* _What you have to do_:
Write the listing out again, all of it, word for word.

* _Dataset records_:
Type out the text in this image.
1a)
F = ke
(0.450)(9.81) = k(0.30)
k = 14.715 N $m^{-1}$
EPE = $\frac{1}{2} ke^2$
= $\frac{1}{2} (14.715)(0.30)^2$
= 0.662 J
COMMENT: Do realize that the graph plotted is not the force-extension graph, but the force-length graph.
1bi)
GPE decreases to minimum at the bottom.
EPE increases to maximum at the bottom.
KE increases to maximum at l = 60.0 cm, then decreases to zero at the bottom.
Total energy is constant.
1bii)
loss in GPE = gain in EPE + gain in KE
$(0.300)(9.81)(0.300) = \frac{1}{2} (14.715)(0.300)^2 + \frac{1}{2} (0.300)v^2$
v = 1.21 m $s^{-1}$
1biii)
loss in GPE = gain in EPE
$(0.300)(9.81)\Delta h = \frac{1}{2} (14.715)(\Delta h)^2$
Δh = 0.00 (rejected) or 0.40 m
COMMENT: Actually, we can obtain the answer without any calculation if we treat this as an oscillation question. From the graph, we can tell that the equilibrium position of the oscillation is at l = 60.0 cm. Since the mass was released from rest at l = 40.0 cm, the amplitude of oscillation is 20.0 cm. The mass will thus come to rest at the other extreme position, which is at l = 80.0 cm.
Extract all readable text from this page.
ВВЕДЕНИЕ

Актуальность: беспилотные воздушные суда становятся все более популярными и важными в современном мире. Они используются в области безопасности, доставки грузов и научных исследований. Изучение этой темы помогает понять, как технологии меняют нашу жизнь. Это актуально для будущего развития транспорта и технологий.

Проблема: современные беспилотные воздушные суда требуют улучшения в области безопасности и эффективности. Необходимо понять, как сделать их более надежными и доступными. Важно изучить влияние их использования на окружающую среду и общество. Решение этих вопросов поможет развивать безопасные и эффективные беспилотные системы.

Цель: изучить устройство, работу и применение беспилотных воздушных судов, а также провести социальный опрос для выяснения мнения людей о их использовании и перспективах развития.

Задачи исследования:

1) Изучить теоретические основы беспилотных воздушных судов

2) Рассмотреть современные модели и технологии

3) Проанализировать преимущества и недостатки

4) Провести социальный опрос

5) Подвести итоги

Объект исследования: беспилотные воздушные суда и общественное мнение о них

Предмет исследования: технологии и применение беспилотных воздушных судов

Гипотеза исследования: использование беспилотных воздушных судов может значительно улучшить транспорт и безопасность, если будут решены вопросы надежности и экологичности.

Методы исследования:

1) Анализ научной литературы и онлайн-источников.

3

* _Solution for this problem_:
Type out the text in this image.
1a)
F = ke
(0.450)(9.81) = k(0.30)
k = 14.715 N $m^{-1}$
EPE = $\frac{1}{2} ke^2$
= $\frac{1}{2} (14.715)(0.30)^2$
= 0.662 J
COMMENT: Do realize that the graph plotted is not the force-extension graph, but the force-length graph.
1bi)
GPE decreases to minimum at the bottom.
EPE increases to maximum at the bottom.
KE increases to maximum at l = 60.0 cm, then decreases to zero at the bottom.
Total energy is constant.
1bii)
loss in GPE = gain in EPE + gain in KE
$(0.300)(9.81)(0.300) = \frac{1}{2} (14.715)(0.300)^2 + \frac{1}{2} (0.300)v^2$
v = 1.21 m $s^{-1}$
1biii)
loss in GPE = gain in EPE
$(0.300)(9.81)\Delta h = \frac{1}{2} (14.715)(\Delta h)^2$
Δh = 0.00 (rejected) or 0.40 m
COMMENT: Actually, we can obtain the answer without any calculation if we treat this as an oscillation question. From the graph, we can tell that the equilibrium position of the oscillation is at l = 60.0 cm. Since the mass was released from rest at l = 40.0 cm, the amplitude of oscillation is 20.0 cm. The mass will thus come to rest at the other extreme position, which is at l = 80.0 cm.
Extract all readable text from this page.
ВВЕДЕНИЕ

Актуальность: беспилотные воздушные суда становятся все более популярными и важными в современном мире. Они используются в области безопасности, доставки грузов и научных исследований. Изучение этой темы помогает понять, как технологии меняют нашу жизнь. Это актуально для будущего развития транспорта и технологий.

Проблема: современные беспилотные воздушные суда требуют улучшения в области безопасности и эффективности. Необходимо понять, как сделать их более надежными и доступными. Важно изучить влияние их использования на окружающую среду и общество. Решение этих вопросов поможет развивать безопасные и эффективные беспилотные системы.

Цель: изучить устройство, работу и применение беспилотных воздушных судов, а также провести социальный опрос для выяснения мнения людей о их использовании и перспективах развития.

Задачи исследования:

1) Изучить теоретические основы беспилотных воздушных судов

2) Рассмотреть современные модели и технологии

3) Проанализировать преимущества и недостатки

4) Провести социальный опрос

5) Подвести итоги

Объект исследования: беспилотные воздушные суда и общественное мнение о них

Предмет исследования: технологии и применение беспилотных воздушных судов

Гипотеза исследования: использование беспилотных воздушных судов может значительно улучшить транспорт и безопасность, если будут решены вопросы надежности и экологичности.

Методы исследования:

1) Анализ научной литературы и онлайн-источников.

3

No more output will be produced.